## PROBLEM TO SOLVE
Each entry should be quoted word for word, including every mark of punctuation.

## STORED RECORDS

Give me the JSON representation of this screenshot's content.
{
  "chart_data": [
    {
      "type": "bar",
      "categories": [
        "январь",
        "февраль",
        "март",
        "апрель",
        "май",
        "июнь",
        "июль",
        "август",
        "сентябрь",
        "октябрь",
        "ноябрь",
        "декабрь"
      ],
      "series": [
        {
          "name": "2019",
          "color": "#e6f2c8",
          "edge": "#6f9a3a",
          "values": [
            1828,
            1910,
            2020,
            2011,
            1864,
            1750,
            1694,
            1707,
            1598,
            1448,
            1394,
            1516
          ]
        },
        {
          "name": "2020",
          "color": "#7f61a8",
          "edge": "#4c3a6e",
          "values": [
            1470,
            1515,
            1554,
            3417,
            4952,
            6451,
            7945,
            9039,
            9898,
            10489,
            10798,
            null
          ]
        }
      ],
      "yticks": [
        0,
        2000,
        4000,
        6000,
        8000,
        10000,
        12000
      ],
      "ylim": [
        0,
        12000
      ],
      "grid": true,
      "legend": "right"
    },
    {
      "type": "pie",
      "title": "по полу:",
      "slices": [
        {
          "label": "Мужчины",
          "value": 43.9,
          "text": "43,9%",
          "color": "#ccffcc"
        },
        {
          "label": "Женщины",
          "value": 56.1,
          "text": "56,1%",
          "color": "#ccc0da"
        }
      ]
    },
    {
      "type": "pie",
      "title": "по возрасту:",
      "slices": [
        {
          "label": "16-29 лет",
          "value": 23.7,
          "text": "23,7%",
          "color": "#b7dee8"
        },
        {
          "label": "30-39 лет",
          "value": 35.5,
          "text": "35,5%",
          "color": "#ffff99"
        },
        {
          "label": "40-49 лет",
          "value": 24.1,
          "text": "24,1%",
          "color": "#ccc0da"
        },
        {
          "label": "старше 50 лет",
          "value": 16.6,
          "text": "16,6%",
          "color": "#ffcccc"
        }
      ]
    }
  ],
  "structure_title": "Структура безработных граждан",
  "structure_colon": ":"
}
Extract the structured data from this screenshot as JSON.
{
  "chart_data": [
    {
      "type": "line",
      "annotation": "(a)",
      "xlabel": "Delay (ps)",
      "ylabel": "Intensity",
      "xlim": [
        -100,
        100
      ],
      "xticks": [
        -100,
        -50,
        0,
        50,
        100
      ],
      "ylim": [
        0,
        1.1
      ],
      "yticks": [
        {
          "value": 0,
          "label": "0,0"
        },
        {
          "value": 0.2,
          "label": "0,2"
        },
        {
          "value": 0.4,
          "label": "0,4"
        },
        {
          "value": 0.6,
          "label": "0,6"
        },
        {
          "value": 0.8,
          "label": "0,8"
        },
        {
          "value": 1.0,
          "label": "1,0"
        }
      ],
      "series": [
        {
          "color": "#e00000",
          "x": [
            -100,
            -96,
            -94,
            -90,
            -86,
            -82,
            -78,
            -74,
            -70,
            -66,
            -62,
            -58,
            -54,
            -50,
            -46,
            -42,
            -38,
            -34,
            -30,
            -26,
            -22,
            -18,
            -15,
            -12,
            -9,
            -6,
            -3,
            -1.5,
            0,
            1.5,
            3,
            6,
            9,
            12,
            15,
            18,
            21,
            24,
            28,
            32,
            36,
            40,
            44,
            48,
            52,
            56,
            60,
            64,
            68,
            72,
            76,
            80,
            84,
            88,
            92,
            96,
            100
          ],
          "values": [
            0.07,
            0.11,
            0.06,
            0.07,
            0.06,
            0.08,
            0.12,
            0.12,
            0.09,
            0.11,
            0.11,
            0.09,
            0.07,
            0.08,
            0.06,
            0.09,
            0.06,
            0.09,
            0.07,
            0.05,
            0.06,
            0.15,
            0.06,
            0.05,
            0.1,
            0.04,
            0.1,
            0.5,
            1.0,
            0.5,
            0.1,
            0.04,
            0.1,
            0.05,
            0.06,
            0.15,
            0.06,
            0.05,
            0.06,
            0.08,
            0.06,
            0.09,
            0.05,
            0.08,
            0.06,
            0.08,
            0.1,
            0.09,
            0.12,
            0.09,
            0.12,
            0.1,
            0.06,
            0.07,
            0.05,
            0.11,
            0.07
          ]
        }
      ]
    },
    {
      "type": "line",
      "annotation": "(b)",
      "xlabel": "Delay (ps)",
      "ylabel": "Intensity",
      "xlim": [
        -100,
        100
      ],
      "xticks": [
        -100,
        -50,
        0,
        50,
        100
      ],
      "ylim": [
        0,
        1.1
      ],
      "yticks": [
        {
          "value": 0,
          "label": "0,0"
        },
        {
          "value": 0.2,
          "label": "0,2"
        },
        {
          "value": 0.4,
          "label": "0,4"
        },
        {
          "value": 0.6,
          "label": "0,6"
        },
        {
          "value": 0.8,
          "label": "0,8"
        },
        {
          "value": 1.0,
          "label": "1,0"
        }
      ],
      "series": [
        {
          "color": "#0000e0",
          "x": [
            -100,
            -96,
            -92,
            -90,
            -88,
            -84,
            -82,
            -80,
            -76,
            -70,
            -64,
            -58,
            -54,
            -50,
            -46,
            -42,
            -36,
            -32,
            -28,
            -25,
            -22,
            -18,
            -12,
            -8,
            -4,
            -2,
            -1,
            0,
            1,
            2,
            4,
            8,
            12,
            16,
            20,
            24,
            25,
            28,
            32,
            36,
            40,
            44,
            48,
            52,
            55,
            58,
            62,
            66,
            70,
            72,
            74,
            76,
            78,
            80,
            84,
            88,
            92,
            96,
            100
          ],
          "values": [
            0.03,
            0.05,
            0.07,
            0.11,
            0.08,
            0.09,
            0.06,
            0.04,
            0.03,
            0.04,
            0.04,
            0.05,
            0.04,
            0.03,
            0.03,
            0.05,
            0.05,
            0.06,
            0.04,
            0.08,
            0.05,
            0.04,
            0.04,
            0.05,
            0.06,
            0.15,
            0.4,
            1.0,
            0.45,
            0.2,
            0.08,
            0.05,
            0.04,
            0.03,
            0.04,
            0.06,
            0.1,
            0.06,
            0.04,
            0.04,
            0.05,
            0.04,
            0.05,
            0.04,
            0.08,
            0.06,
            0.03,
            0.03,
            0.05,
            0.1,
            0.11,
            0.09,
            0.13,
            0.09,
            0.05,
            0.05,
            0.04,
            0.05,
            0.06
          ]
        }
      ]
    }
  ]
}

## ANSWER TO THE PROBLEM
Give me the JSON representation of this screenshot's content.
{
  "chart_data": [
    {
      "type": "bar",
      "categories": [
        "январь",
        "февраль",
        "март",
        "апрель",
        "май",
        "июнь",
        "июль",
        "август",
        "сентябрь",
        "октябрь",
        "ноябрь",
        "декабрь"
      ],
      "series": [
        {
          "name": "2019",
          "color": "#e6f2c8",
          "edge": "#6f9a3a",
          "values": [
            1828,
            1910,
            2020,
            2011,
            1864,
            1750,
            1694,
            1707,
            1598,
            1448,
            1394,
            1516
          ]
        },
        {
          "name": "2020",
          "color": "#7f61a8",
          "edge": "#4c3a6e",
          "values": [
            1470,
            1515,
            1554,
            3417,
            4952,
            6451,
            7945,
            9039,
            9898,
            10489,
            10798,
            null
          ]
        }
      ],
      "yticks": [
        0,
        2000,
        4000,
        6000,
        8000,
        10000,
        12000
      ],
      "ylim": [
        0,
        12000
      ],
      "grid": true,
      "legend": "right"
    },
    {
      "type": "pie",
      "title": "по полу:",
      "slices": [
        {
          "label": "Мужчины",
          "value": 43.9,
          "text": "43,9%",
          "color": "#ccffcc"
        },
        {
          "label": "Женщины",
          "value": 56.1,
          "text": "56,1%",
          "color": "#ccc0da"
        }
      ]
    },
    {
      "type": "pie",
      "title": "по возрасту:",
      "slices": [
        {
          "label": "16-29 лет",
          "value": 23.7,
          "text": "23,7%",
          "color": "#b7dee8"
        },
        {
          "label": "30-39 лет",
          "value": 35.5,
          "text": "35,5%",
          "color": "#ffff99"
        },
        {
          "label": "40-49 лет",
          "value": 24.1,
          "text": "24,1%",
          "color": "#ccc0da"
        },
        {
          "label": "старше 50 лет",
          "value": 16.6,
          "text": "16,6%",
          "color": "#ffcccc"
        }
      ]
    }
  ],
  "structure_title": "Структура безработных граждан",
  "structure_colon": ":"
}
Extract the structured data from this screenshot as JSON.
{
  "chart_data": [
    {
      "type": "line",
      "annotation": "(a)",
      "xlabel": "Delay (ps)",
      "ylabel": "Intensity",
      "xlim": [
        -100,
        100
      ],
      "xticks": [
        -100,
        -50,
        0,
        50,
        100
      ],
      "ylim": [
        0,
        1.1
      ],
      "yticks": [
        {
          "value": 0,
          "label": "0,0"
        },
        {
          "value": 0.2,
          "label": "0,2"
        },
        {
          "value": 0.4,
          "label": "0,4"
        },
        {
          "value": 0.6,
          "label": "0,6"
        },
        {
          "value": 0.8,
          "label": "0,8"
        },
        {
          "value": 1.0,
          "label": "1,0"
        }
      ],
      "series": [
        {
          "color": "#e00000",
          "x": [
            -100,
            -96,
            -94,
            -90,
            -86,
            -82,
            -78,
            -74,
            -70,
            -66,
            -62,
            -58,
            -54,
            -50,
            -46,
            -42,
            -38,
            -34,
            -30,
            -26,
            -22,
            -18,
            -15,
            -12,
            -9,
            -6,
            -3,
            -1.5,
            0,
            1.5,
            3,
            6,
            9,
            12,
            15,
            18,
            21,
            24,
            28,
            32,
            36,
            40,
            44,
            48,
            52,
            56,
            60,
            64,
            68,
            72,
            76,
            80,
            84,
            88,
            92,
            96,
            100
          ],
          "values": [
            0.07,
            0.11,
            0.06,
            0.07,
            0.06,
            0.08,
            0.12,
            0.12,
            0.09,
            0.11,
            0.11,
            0.09,
            0.07,
            0.08,
            0.06,
            0.09,
            0.06,
            0.09,
            0.07,
            0.05,
            0.06,
            0.15,
            0.06,
            0.05,
            0.1,
            0.04,
            0.1,
            0.5,
            1.0,
            0.5,
            0.1,
            0.04,
            0.1,
            0.05,
            0.06,
            0.15,
            0.06,
            0.05,
            0.06,
            0.08,
            0.06,
            0.09,
            0.05,
            0.08,
            0.06,
            0.08,
            0.1,
            0.09,
            0.12,
            0.09,
            0.12,
            0.1,
            0.06,
            0.07,
            0.05,
            0.11,
            0.07
          ]
        }
      ]
    },
    {
      "type": "line",
      "annotation": "(b)",
      "xlabel": "Delay (ps)",
      "ylabel": "Intensity",
      "xlim": [
        -100,
        100
      ],
      "xticks": [
        -100,
        -50,
        0,
        50,
        100
      ],
      "ylim": [
        0,
        1.1
      ],
      "yticks": [
        {
          "value": 0,
          "label": "0,0"
        },
        {
          "value": 0.2,
          "label": "0,2"
        },
        {
          "value": 0.4,
          "label": "0,4"
        },
        {
          "value": 0.6,
          "label": "0,6"
        },
        {
          "value": 0.8,
          "label": "0,8"
        },
        {
          "value": 1.0,
          "label": "1,0"
        }
      ],
      "series": [
        {
          "color": "#0000e0",
          "x": [
            -100,
            -96,
            -92,
            -90,
            -88,
            -84,
            -82,
            -80,
            -76,
            -70,
            -64,
            -58,
            -54,
            -50,
            -46,
            -42,
            -36,
            -32,
            -28,
            -25,
            -22,
            -18,
            -12,
            -8,
            -4,
            -2,
            -1,
            0,
            1,
            2,
            4,
            8,
            12,
            16,
            20,
            24,
            25,
            28,
            32,
            36,
            40,
            44,
            48,
            52,
            55,
            58,
            62,
            66,
            70,
            72,
            74,
            76,
            78,
            80,
            84,
            88,
            92,
            96,
            100
          ],
          "values": [
            0.03,
            0.05,
            0.07,
            0.11,
            0.08,
            0.09,
            0.06,
            0.04,
            0.03,
            0.04,
            0.04,
            0.05,
            0.04,
            0.03,
            0.03,
            0.05,
            0.05,
            0.06,
            0.04,
            0.08,
            0.05,
            0.04,
            0.04,
            0.05,
            0.06,
            0.15,
            0.4,
            1.0,
            0.45,
            0.2,
            0.08,
            0.05,
            0.04,
            0.03,
            0.04,
            0.06,
            0.1,
            0.06,
            0.04,
            0.04,
            0.05,
            0.04,
            0.05,
            0.04,
            0.08,
            0.06,
            0.03,
            0.03,
            0.05,
            0.1,
            0.11,
            0.09,
            0.13,
            0.09,
            0.05,
            0.05,
            0.04,
            0.05,
            0.06
          ]
        }
      ]
    }
  ]
}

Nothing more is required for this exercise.